### ENTRIES PROVIDED

* * *

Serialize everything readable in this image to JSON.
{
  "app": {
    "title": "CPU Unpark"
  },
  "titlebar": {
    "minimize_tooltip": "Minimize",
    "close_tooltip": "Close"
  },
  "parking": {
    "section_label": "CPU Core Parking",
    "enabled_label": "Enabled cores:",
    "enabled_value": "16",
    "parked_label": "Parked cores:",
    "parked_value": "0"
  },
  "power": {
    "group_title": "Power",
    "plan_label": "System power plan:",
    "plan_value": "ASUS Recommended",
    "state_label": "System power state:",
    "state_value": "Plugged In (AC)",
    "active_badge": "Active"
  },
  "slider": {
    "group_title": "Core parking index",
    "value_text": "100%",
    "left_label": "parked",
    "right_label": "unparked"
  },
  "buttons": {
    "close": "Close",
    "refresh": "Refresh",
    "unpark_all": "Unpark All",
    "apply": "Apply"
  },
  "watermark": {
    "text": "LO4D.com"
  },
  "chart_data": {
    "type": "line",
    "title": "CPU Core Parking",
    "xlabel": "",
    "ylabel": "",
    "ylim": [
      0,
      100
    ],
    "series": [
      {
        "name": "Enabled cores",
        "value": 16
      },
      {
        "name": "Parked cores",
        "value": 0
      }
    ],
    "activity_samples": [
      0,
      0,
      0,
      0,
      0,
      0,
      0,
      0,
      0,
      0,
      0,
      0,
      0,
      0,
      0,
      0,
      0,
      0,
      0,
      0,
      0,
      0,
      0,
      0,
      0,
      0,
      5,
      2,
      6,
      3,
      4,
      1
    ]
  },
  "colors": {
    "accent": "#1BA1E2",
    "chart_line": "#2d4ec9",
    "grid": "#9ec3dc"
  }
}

* * *

### EXERCISE OBJECTIVE
Write every line of the material above again, exactly.

### SOLVED PROBLEM
Serialize everything readable in this image to JSON.
{
  "app": {
    "title": "CPU Unpark"
  },
  "titlebar": {
    "minimize_tooltip": "Minimize",
    "close_tooltip": "Close"
  },
  "parking": {
    "section_label": "CPU Core Parking",
    "enabled_label": "Enabled cores:",
    "enabled_value": "16",
    "parked_label": "Parked cores:",
    "parked_value": "0"
  },
  "power": {
    "group_title": "Power",
    "plan_label": "System power plan:",
    "plan_value": "ASUS Recommended",
    "state_label": "System power state:",
    "state_value": "Plugged In (AC)",
    "active_badge": "Active"
  },
  "slider": {
    "group_title": "Core parking index",
    "value_text": "100%",
    "left_label": "parked",
    "right_label": "unparked"
  },
  "buttons": {
    "close": "Close",
    "refresh": "Refresh",
    "unpark_all": "Unpark All",
    "apply": "Apply"
  },
  "watermark": {
    "text": "LO4D.com"
  },
  "chart_data": {
    "type": "line",
    "title": "CPU Core Parking",
    "xlabel": "",
    "ylabel": "",
    "ylim": [
      0,
      100
    ],
    "series": [
      {
        "name": "Enabled cores",
        "value": 16
      },
      {
        "name": "Parked cores",
        "value": 0
      }
    ],
    "activity_samples": [
      0,
      0,
      0,
      0,
      0,
      0,
      0,
      0,
      0,
      0,
      0,
      0,
      0,
      0,
      0,
      0,
      0,
      0,
      0,
      0,
      0,
      0,
      0,
      0,
      0,
      0,
      5,
      2,
      6,
      3,
      4,
      1
    ]
  },
  "colors": {
    "accent": "#1BA1E2",
    "chart_line": "#2d4ec9",
    "grid": "#9ec3dc"
  }
}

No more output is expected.